Task instructions
Restate, word for word, all of the material shown below.

Data excerpts
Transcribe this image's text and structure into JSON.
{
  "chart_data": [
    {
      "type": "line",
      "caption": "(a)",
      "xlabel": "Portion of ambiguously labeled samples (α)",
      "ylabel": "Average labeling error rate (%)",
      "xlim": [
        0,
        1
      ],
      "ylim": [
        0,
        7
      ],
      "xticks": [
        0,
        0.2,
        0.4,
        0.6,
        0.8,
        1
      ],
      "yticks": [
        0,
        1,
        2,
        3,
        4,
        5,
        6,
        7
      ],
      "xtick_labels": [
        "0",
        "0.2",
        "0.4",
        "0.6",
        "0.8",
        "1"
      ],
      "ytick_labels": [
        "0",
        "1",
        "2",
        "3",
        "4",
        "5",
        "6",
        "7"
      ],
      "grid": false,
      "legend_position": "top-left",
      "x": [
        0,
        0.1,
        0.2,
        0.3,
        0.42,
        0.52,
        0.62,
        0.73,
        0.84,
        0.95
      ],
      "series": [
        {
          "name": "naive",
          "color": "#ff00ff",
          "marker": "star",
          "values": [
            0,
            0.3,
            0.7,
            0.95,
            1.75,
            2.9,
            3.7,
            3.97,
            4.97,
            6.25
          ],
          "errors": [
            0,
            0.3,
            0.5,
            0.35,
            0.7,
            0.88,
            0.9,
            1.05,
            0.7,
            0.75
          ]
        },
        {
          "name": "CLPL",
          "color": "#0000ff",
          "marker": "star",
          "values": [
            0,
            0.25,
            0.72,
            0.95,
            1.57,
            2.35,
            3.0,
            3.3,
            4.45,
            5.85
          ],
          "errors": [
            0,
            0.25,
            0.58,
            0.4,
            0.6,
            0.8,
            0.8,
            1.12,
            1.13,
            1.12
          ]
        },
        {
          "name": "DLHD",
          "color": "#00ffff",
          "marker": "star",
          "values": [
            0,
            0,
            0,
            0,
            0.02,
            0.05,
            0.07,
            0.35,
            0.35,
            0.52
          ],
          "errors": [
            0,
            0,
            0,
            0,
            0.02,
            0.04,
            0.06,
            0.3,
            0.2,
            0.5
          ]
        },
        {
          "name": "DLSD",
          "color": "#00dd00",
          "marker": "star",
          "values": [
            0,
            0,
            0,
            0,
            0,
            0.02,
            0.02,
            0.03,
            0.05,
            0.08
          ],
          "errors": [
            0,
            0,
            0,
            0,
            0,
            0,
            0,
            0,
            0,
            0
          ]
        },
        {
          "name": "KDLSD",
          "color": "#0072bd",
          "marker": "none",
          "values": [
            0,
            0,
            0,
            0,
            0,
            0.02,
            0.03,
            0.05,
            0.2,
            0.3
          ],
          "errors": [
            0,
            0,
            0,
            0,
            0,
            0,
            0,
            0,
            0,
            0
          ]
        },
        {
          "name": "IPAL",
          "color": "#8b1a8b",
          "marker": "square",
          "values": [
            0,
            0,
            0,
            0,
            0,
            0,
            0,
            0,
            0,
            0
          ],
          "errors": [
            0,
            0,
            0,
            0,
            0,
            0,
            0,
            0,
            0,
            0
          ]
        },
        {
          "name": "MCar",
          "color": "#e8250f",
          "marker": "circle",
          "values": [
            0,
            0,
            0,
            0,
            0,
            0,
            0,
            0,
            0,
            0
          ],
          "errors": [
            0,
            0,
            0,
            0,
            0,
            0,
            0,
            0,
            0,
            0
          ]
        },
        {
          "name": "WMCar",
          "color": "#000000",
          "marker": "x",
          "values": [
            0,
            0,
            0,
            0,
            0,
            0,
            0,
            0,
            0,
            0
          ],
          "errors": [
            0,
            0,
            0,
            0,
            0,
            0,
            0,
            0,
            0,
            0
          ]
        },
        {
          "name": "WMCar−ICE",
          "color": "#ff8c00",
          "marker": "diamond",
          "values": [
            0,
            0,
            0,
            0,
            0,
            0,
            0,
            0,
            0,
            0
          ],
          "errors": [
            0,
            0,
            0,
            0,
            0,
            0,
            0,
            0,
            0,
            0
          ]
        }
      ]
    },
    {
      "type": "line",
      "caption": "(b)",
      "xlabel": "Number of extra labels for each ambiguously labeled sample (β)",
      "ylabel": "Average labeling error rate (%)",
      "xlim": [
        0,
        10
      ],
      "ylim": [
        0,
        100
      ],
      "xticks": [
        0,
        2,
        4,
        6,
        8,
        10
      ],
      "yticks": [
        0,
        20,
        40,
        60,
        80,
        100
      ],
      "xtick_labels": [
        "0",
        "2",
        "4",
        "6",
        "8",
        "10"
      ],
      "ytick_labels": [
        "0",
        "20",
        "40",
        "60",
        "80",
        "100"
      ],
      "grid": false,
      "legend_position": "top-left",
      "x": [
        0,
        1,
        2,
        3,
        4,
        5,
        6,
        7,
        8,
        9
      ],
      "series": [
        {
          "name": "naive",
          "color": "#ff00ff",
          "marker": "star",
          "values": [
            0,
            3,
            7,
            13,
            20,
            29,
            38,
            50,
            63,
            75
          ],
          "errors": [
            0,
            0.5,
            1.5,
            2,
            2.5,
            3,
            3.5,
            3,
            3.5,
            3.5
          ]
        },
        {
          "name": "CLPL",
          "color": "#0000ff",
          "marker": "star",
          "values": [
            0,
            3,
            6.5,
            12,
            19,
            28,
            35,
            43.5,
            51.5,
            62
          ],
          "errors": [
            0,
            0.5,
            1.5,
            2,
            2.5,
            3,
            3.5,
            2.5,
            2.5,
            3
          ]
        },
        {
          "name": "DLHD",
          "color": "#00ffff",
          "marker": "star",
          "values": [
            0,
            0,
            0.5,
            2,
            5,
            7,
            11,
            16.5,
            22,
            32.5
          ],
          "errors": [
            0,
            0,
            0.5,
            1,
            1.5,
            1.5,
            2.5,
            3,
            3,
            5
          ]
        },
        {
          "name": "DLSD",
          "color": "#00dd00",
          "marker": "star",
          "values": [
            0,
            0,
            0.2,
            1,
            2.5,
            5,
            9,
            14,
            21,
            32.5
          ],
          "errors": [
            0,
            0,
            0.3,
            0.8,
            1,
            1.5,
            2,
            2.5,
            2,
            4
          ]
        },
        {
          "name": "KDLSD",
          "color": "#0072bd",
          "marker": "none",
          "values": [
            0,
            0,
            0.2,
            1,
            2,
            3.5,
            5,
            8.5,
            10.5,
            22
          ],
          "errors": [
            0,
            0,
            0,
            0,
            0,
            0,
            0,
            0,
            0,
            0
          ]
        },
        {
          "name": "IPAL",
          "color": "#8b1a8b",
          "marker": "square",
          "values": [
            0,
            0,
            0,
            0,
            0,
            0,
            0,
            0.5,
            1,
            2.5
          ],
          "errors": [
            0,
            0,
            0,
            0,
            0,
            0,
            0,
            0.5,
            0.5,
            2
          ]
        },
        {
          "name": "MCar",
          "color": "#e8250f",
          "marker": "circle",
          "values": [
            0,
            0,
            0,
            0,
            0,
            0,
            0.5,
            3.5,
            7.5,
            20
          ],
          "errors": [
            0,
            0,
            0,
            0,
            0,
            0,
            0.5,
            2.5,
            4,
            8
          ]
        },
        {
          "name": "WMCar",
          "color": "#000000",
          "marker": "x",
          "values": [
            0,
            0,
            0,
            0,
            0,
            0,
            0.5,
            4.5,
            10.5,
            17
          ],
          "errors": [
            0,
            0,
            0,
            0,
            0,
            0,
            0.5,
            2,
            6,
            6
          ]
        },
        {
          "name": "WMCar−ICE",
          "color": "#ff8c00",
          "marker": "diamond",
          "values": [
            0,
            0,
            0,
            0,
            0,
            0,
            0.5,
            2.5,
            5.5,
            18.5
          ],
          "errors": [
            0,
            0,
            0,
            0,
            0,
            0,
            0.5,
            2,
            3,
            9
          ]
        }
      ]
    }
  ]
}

Written response
Transcribe this image's text and structure into JSON.
{
  "chart_data": [
    {
      "type": "line",
      "caption": "(a)",
      "xlabel": "Portion of ambiguously labeled samples (α)",
      "ylabel": "Average labeling error rate (%)",
      "xlim": [
        0,
        1
      ],
      "ylim": [
        0,
        7
      ],
      "xticks": [
        0,
        0.2,
        0.4,
        0.6,
        0.8,
        1
      ],
      "yticks": [
        0,
        1,
        2,
        3,
        4,
        5,
        6,
        7
      ],
      "xtick_labels": [
        "0",
        "0.2",
        "0.4",
        "0.6",
        "0.8",
        "1"
      ],
      "ytick_labels": [
        "0",
        "1",
        "2",
        "3",
        "4",
        "5",
        "6",
        "7"
      ],
      "grid": false,
      "legend_position": "top-left",
      "x": [
        0,
        0.1,
        0.2,
        0.3,
        0.42,
        0.52,
        0.62,
        0.73,
        0.84,
        0.95
      ],
      "series": [
        {
          "name": "naive",
          "color": "#ff00ff",
          "marker": "star",
          "values": [
            0,
            0.3,
            0.7,
            0.95,
            1.75,
            2.9,
            3.7,
            3.97,
            4.97,
            6.25
          ],
          "errors": [
            0,
            0.3,
            0.5,
            0.35,
            0.7,
            0.88,
            0.9,
            1.05,
            0.7,
            0.75
          ]
        },
        {
          "name": "CLPL",
          "color": "#0000ff",
          "marker": "star",
          "values": [
            0,
            0.25,
            0.72,
            0.95,
            1.57,
            2.35,
            3.0,
            3.3,
            4.45,
            5.85
          ],
          "errors": [
            0,
            0.25,
            0.58,
            0.4,
            0.6,
            0.8,
            0.8,
            1.12,
            1.13,
            1.12
          ]
        },
        {
          "name": "DLHD",
          "color": "#00ffff",
          "marker": "star",
          "values": [
            0,
            0,
            0,
            0,
            0.02,
            0.05,
            0.07,
            0.35,
            0.35,
            0.52
          ],
          "errors": [
            0,
            0,
            0,
            0,
            0.02,
            0.04,
            0.06,
            0.3,
            0.2,
            0.5
          ]
        },
        {
          "name": "DLSD",
          "color": "#00dd00",
          "marker": "star",
          "values": [
            0,
            0,
            0,
            0,
            0,
            0.02,
            0.02,
            0.03,
            0.05,
            0.08
          ],
          "errors": [
            0,
            0,
            0,
            0,
            0,
            0,
            0,
            0,
            0,
            0
          ]
        },
        {
          "name": "KDLSD",
          "color": "#0072bd",
          "marker": "none",
          "values": [
            0,
            0,
            0,
            0,
            0,
            0.02,
            0.03,
            0.05,
            0.2,
            0.3
          ],
          "errors": [
            0,
            0,
            0,
            0,
            0,
            0,
            0,
            0,
            0,
            0
          ]
        },
        {
          "name": "IPAL",
          "color": "#8b1a8b",
          "marker": "square",
          "values": [
            0,
            0,
            0,
            0,
            0,
            0,
            0,
            0,
            0,
            0
          ],
          "errors": [
            0,
            0,
            0,
            0,
            0,
            0,
            0,
            0,
            0,
            0
          ]
        },
        {
          "name": "MCar",
          "color": "#e8250f",
          "marker": "circle",
          "values": [
            0,
            0,
            0,
            0,
            0,
            0,
            0,
            0,
            0,
            0
          ],
          "errors": [
            0,
            0,
            0,
            0,
            0,
            0,
            0,
            0,
            0,
            0
          ]
        },
        {
          "name": "WMCar",
          "color": "#000000",
          "marker": "x",
          "values": [
            0,
            0,
            0,
            0,
            0,
            0,
            0,
            0,
            0,
            0
          ],
          "errors": [
            0,
            0,
            0,
            0,
            0,
            0,
            0,
            0,
            0,
            0
          ]
        },
        {
          "name": "WMCar−ICE",
          "color": "#ff8c00",
          "marker": "diamond",
          "values": [
            0,
            0,
            0,
            0,
            0,
            0,
            0,
            0,
            0,
            0
          ],
          "errors": [
            0,
            0,
            0,
            0,
            0,
            0,
            0,
            0,
            0,
            0
          ]
        }
      ]
    },
    {
      "type": "line",
      "caption": "(b)",
      "xlabel": "Number of extra labels for each ambiguously labeled sample (β)",
      "ylabel": "Average labeling error rate (%)",
      "xlim": [
        0,
        10
      ],
      "ylim": [
        0,
        100
      ],
      "xticks": [
        0,
        2,
        4,
        6,
        8,
        10
      ],
      "yticks": [
        0,
        20,
        40,
        60,
        80,
        100
      ],
      "xtick_labels": [
        "0",
        "2",
        "4",
        "6",
        "8",
        "10"
      ],
      "ytick_labels": [
        "0",
        "20",
        "40",
        "60",
        "80",
        "100"
      ],
      "grid": false,
      "legend_position": "top-left",
      "x": [
        0,
        1,
        2,
        3,
        4,
        5,
        6,
        7,
        8,
        9
      ],
      "series": [
        {
          "name": "naive",
          "color": "#ff00ff",
          "marker": "star",
          "values": [
            0,
            3,
            7,
            13,
            20,
            29,
            38,
            50,
            63,
            75
          ],
          "errors": [
            0,
            0.5,
            1.5,
            2,
            2.5,
            3,
            3.5,
            3,
            3.5,
            3.5
          ]
        },
        {
          "name": "CLPL",
          "color": "#0000ff",
          "marker": "star",
          "values": [
            0,
            3,
            6.5,
            12,
            19,
            28,
            35,
            43.5,
            51.5,
            62
          ],
          "errors": [
            0,
            0.5,
            1.5,
            2,
            2.5,
            3,
            3.5,
            2.5,
            2.5,
            3
          ]
        },
        {
          "name": "DLHD",
          "color": "#00ffff",
          "marker": "star",
          "values": [
            0,
            0,
            0.5,
            2,
            5,
            7,
            11,
            16.5,
            22,
            32.5
          ],
          "errors": [
            0,
            0,
            0.5,
            1,
            1.5,
            1.5,
            2.5,
            3,
            3,
            5
          ]
        },
        {
          "name": "DLSD",
          "color": "#00dd00",
          "marker": "star",
          "values": [
            0,
            0,
            0.2,
            1,
            2.5,
            5,
            9,
            14,
            21,
            32.5
          ],
          "errors": [
            0,
            0,
            0.3,
            0.8,
            1,
            1.5,
            2,
            2.5,
            2,
            4
          ]
        },
        {
          "name": "KDLSD",
          "color": "#0072bd",
          "marker": "none",
          "values": [
            0,
            0,
            0.2,
            1,
            2,
            3.5,
            5,
            8.5,
            10.5,
            22
          ],
          "errors": [
            0,
            0,
            0,
            0,
            0,
            0,
            0,
            0,
            0,
            0
          ]
        },
        {
          "name": "IPAL",
          "color": "#8b1a8b",
          "marker": "square",
          "values": [
            0,
            0,
            0,
            0,
            0,
            0,
            0,
            0.5,
            1,
            2.5
          ],
          "errors": [
            0,
            0,
            0,
            0,
            0,
            0,
            0,
            0.5,
            0.5,
            2
          ]
        },
        {
          "name": "MCar",
          "color": "#e8250f",
          "marker": "circle",
          "values": [
            0,
            0,
            0,
            0,
            0,
            0,
            0.5,
            3.5,
            7.5,
            20
          ],
          "errors": [
            0,
            0,
            0,
            0,
            0,
            0,
            0.5,
            2.5,
            4,
            8
          ]
        },
        {
          "name": "WMCar",
          "color": "#000000",
          "marker": "x",
          "values": [
            0,
            0,
            0,
            0,
            0,
            0,
            0.5,
            4.5,
            10.5,
            17
          ],
          "errors": [
            0,
            0,
            0,
            0,
            0,
            0,
            0.5,
            2,
            6,
            6
          ]
        },
        {
          "name": "WMCar−ICE",
          "color": "#ff8c00",
          "marker": "diamond",
          "values": [
            0,
            0,
            0,
            0,
            0,
            0,
            0.5,
            2.5,
            5.5,
            18.5
          ],
          "errors": [
            0,
            0,
            0,
            0,
            0,
            0,
            0.5,
            2,
            3,
            9
          ]
        }
      ]
    }
  ]
}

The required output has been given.